## The problem:
Gather, from the listing beneath this task, every line holding the string "into".

## Data for processing:
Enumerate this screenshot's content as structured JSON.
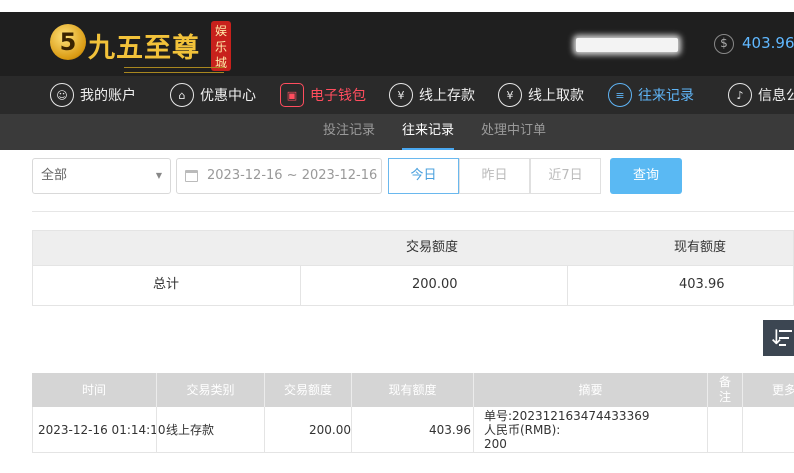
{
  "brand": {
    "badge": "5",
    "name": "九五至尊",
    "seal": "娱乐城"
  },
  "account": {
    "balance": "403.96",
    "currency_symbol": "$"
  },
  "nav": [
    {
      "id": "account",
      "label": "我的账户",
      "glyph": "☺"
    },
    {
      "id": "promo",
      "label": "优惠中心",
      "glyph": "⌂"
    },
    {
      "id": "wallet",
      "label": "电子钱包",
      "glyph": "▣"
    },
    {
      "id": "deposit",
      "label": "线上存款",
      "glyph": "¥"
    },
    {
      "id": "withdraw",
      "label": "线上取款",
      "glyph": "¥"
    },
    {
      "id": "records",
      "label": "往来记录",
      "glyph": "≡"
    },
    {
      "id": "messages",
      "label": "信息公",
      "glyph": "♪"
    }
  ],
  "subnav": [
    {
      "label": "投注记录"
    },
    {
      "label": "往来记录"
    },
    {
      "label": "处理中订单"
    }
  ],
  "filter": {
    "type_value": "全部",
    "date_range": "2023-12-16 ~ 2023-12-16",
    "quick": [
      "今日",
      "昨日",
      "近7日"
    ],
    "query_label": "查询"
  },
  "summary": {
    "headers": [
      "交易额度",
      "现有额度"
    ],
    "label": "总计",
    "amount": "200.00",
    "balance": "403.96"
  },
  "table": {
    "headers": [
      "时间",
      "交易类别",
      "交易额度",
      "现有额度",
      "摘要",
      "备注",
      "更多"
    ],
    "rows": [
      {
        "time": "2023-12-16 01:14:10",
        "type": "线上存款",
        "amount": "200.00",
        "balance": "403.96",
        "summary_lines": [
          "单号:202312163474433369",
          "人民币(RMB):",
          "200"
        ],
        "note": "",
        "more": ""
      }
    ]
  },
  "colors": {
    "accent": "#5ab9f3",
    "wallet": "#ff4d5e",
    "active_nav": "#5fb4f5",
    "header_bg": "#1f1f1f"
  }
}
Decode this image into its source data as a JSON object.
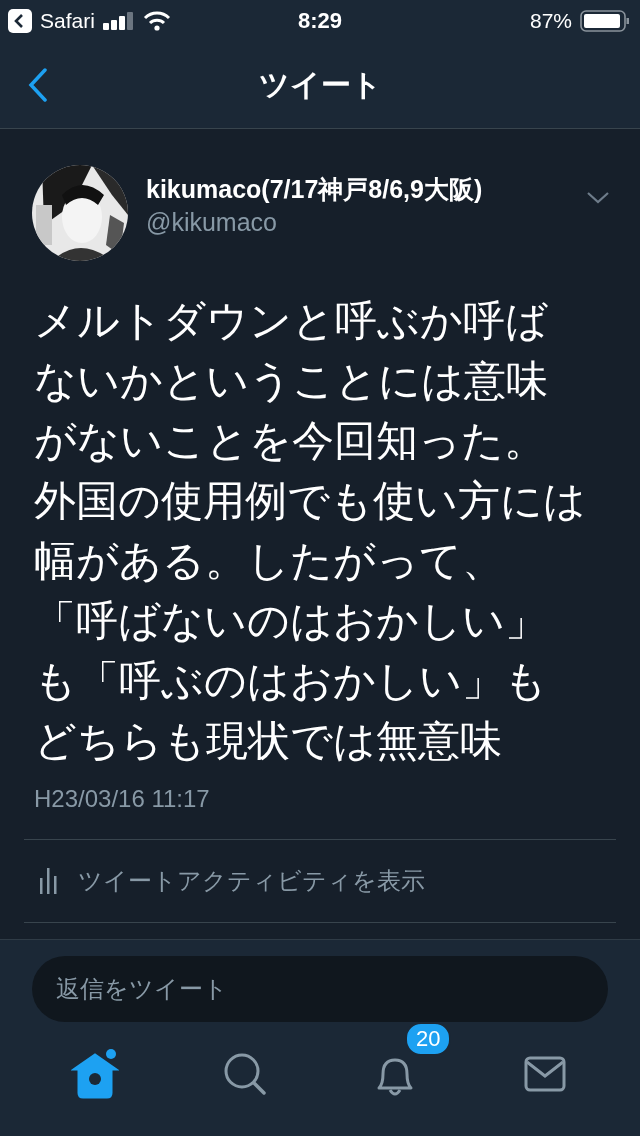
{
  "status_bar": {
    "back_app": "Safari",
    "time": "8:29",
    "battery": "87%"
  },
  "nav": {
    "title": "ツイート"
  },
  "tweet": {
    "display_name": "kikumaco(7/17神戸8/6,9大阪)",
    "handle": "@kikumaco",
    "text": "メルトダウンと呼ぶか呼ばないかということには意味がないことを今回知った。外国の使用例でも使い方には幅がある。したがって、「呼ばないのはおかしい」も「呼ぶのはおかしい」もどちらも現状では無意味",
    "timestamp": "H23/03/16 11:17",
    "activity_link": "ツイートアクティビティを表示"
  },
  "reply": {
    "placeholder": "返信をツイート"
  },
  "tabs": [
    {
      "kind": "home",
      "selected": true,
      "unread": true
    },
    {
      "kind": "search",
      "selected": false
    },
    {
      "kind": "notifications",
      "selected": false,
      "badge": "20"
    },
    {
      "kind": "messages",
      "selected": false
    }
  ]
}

==

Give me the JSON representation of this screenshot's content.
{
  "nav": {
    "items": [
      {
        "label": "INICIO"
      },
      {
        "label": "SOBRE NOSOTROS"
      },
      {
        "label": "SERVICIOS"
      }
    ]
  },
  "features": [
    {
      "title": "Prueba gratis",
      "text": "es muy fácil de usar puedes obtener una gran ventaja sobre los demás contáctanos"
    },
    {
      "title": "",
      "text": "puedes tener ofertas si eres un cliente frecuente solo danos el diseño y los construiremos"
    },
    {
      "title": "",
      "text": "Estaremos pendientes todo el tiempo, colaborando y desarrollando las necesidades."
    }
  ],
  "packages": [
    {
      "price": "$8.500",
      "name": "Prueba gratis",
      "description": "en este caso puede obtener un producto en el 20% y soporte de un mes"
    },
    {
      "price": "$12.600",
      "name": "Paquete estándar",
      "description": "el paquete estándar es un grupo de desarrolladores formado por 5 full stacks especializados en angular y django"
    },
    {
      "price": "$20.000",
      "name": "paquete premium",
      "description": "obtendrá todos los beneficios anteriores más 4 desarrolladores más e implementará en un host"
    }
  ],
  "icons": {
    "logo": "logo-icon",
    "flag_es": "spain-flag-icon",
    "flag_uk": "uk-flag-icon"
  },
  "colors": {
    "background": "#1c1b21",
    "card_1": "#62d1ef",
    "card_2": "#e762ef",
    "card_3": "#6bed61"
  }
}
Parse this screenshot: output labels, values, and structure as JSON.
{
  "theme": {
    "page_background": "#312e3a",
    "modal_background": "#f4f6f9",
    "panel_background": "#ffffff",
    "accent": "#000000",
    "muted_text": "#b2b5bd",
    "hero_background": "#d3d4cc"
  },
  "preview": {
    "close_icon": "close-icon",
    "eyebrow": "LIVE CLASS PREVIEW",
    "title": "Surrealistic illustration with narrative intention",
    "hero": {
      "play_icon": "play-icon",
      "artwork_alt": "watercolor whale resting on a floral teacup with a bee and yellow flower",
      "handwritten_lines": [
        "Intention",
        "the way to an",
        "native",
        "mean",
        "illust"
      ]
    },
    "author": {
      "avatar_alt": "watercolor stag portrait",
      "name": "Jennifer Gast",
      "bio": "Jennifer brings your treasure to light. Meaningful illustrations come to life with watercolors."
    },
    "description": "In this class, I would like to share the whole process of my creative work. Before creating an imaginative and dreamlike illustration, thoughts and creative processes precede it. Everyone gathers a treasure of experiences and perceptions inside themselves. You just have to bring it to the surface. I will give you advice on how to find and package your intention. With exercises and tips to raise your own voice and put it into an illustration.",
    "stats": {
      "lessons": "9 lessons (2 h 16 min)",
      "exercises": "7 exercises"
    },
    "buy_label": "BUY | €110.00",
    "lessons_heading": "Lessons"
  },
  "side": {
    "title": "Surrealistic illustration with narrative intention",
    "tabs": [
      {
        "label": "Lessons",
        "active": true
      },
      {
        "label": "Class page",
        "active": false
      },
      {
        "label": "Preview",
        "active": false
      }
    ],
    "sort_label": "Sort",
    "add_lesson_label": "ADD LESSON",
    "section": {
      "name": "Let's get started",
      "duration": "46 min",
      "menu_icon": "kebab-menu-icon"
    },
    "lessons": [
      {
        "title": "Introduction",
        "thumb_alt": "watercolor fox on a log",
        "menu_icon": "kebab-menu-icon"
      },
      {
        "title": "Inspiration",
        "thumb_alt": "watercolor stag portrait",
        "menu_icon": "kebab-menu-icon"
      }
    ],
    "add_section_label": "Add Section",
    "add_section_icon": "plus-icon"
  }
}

## Reply:
Decode this image into its source data as a JSON object.
    "description": "In this class, I would like to share the whole process of my creative work. Before creating an imaginative and dreamlike illustration, thoughts and creative processes precede it. Everyone gathers a treasure of experiences and perceptions inside themselves. You just have to bring it to the surface. I will give you advice on how to find and package your intention. With exercises and tips to raise your own voice and put it into an illustration.",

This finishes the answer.